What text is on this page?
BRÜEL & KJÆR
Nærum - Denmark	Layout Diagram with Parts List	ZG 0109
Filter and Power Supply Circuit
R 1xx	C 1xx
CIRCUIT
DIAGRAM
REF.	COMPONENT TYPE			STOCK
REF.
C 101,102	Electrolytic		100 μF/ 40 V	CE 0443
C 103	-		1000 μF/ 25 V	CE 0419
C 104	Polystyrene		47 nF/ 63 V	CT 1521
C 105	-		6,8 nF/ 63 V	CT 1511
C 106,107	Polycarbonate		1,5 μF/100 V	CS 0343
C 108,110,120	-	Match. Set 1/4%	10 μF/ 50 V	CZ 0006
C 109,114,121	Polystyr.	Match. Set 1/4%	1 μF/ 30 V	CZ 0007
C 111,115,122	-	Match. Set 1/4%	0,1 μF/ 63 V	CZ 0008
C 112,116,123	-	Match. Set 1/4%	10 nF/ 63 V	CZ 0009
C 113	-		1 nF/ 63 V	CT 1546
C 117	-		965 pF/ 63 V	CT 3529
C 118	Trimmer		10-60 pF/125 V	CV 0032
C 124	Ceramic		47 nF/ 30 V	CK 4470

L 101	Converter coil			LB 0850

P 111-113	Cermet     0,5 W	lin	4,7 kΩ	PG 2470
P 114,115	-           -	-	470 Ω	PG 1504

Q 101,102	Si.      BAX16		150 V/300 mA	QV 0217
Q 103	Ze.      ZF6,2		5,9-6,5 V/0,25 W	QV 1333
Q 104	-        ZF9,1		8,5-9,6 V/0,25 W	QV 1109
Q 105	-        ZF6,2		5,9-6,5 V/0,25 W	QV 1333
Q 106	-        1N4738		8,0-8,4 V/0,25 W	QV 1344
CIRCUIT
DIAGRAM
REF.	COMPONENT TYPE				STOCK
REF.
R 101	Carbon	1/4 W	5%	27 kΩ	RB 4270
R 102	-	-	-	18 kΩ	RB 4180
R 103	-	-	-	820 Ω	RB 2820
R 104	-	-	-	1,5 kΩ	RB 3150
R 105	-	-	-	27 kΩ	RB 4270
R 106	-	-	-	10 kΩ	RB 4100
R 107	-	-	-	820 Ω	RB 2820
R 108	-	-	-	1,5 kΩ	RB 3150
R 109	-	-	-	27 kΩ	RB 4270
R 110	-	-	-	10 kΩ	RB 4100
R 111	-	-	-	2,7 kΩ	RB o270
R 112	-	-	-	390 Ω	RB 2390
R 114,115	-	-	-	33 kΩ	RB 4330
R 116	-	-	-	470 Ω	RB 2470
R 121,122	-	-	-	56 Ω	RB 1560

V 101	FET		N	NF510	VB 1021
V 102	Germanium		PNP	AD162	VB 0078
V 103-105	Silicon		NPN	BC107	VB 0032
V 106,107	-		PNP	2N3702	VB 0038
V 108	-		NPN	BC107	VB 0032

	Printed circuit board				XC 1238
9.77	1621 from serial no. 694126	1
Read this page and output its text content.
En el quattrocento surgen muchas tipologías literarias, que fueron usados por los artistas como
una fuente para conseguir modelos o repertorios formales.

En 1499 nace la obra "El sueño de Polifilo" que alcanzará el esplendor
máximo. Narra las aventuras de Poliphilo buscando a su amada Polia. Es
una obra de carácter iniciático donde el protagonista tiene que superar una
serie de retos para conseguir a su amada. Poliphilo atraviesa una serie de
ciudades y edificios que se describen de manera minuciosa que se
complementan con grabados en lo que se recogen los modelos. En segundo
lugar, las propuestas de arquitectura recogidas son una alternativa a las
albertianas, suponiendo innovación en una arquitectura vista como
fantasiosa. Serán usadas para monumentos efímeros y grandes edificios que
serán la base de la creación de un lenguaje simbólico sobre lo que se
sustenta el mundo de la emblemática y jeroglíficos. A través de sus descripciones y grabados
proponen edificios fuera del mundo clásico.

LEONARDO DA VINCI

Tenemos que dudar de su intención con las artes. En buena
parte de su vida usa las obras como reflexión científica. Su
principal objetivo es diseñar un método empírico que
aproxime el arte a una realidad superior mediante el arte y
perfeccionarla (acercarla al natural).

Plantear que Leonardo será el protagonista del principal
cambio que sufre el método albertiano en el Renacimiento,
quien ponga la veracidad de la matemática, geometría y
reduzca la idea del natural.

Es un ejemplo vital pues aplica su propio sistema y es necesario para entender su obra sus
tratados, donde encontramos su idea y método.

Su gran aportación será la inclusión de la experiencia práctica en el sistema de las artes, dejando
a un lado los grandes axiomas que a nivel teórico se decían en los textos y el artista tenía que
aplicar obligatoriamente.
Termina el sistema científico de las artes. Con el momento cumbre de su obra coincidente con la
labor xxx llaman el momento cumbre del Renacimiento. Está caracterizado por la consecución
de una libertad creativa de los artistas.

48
○ ○ ○ ○
> **Task**
Take the records above and return them exactly as written.

> **Solution for this task**
What text is on this page?
BRÜEL & KJÆR
Nærum - Denmark	Layout Diagram with Parts List	ZG 0109
Filter and Power Supply Circuit
R 1xx	C 1xx
CIRCUIT
DIAGRAM
REF.	COMPONENT TYPE			STOCK
REF.
C 101,102	Electrolytic		100 μF/ 40 V	CE 0443
C 103	-		1000 μF/ 25 V	CE 0419
C 104	Polystyrene		47 nF/ 63 V	CT 1521
C 105	-		6,8 nF/ 63 V	CT 1511
C 106,107	Polycarbonate		1,5 μF/100 V	CS 0343
C 108,110,120	-	Match. Set 1/4%	10 μF/ 50 V	CZ 0006
C 109,114,121	Polystyr.	Match. Set 1/4%	1 μF/ 30 V	CZ 0007
C 111,115,122	-	Match. Set 1/4%	0,1 μF/ 63 V	CZ 0008
C 112,116,123	-	Match. Set 1/4%	10 nF/ 63 V	CZ 0009
C 113	-		1 nF/ 63 V	CT 1546
C 117	-		965 pF/ 63 V	CT 3529
C 118	Trimmer		10-60 pF/125 V	CV 0032
C 124	Ceramic		47 nF/ 30 V	CK 4470

L 101	Converter coil			LB 0850

P 111-113	Cermet     0,5 W	lin	4,7 kΩ	PG 2470
P 114,115	-           -	-	470 Ω	PG 1504

Q 101,102	Si.      BAX16		150 V/300 mA	QV 0217
Q 103	Ze.      ZF6,2		5,9-6,5 V/0,25 W	QV 1333
Q 104	-        ZF9,1		8,5-9,6 V/0,25 W	QV 1109
Q 105	-        ZF6,2		5,9-6,5 V/0,25 W	QV 1333
Q 106	-        1N4738		8,0-8,4 V/0,25 W	QV 1344
CIRCUIT
DIAGRAM
REF.	COMPONENT TYPE				STOCK
REF.
R 101	Carbon	1/4 W	5%	27 kΩ	RB 4270
R 102	-	-	-	18 kΩ	RB 4180
R 103	-	-	-	820 Ω	RB 2820
R 104	-	-	-	1,5 kΩ	RB 3150
R 105	-	-	-	27 kΩ	RB 4270
R 106	-	-	-	10 kΩ	RB 4100
R 107	-	-	-	820 Ω	RB 2820
R 108	-	-	-	1,5 kΩ	RB 3150
R 109	-	-	-	27 kΩ	RB 4270
R 110	-	-	-	10 kΩ	RB 4100
R 111	-	-	-	2,7 kΩ	RB o270
R 112	-	-	-	390 Ω	RB 2390
R 114,115	-	-	-	33 kΩ	RB 4330
R 116	-	-	-	470 Ω	RB 2470
R 121,122	-	-	-	56 Ω	RB 1560

V 101	FET		N	NF510	VB 1021
V 102	Germanium		PNP	AD162	VB 0078
V 103-105	Silicon		NPN	BC107	VB 0032
V 106,107	-		PNP	2N3702	VB 0038
V 108	-		NPN	BC107	VB 0032

	Printed circuit board				XC 1238
9.77	1621 from serial no. 694126	1
Read this page and output its text content.
En el quattrocento surgen muchas tipologías literarias, que fueron usados por los artistas como
una fuente para conseguir modelos o repertorios formales.

En 1499 nace la obra "El sueño de Polifilo" que alcanzará el esplendor
máximo. Narra las aventuras de Poliphilo buscando a su amada Polia. Es
una obra de carácter iniciático donde el protagonista tiene que superar una
serie de retos para conseguir a su amada. Poliphilo atraviesa una serie de
ciudades y edificios que se describen de manera minuciosa que se
complementan con grabados en lo que se recogen los modelos. En segundo
lugar, las propuestas de arquitectura recogidas son una alternativa a las
albertianas, suponiendo innovación en una arquitectura vista como
fantasiosa. Serán usadas para monumentos efímeros y grandes edificios que
serán la base de la creación de un lenguaje simbólico sobre lo que se
sustenta el mundo de la emblemática y jeroglíficos. A través de sus descripciones y grabados
proponen edificios fuera del mundo clásico.

LEONARDO DA VINCI

Tenemos que dudar de su intención con las artes. En buena
parte de su vida usa las obras como reflexión científica. Su
principal objetivo es diseñar un método empírico que
aproxime el arte a una realidad superior mediante el arte y
perfeccionarla (acercarla al natural).

Plantear que Leonardo será el protagonista del principal
cambio que sufre el método albertiano en el Renacimiento,
quien ponga la veracidad de la matemática, geometría y
reduzca la idea del natural.

Es un ejemplo vital pues aplica su propio sistema y es necesario para entender su obra sus
tratados, donde encontramos su idea y método.

Su gran aportación será la inclusión de la experiencia práctica en el sistema de las artes, dejando
a un lado los grandes axiomas que a nivel teórico se decían en los textos y el artista tenía que
aplicar obligatoriamente.
Termina el sistema científico de las artes. Con el momento cumbre de su obra coincidente con la
labor xxx llaman el momento cumbre del Renacimiento. Está caracterizado por la consecución
de una libertad creativa de los artistas.

48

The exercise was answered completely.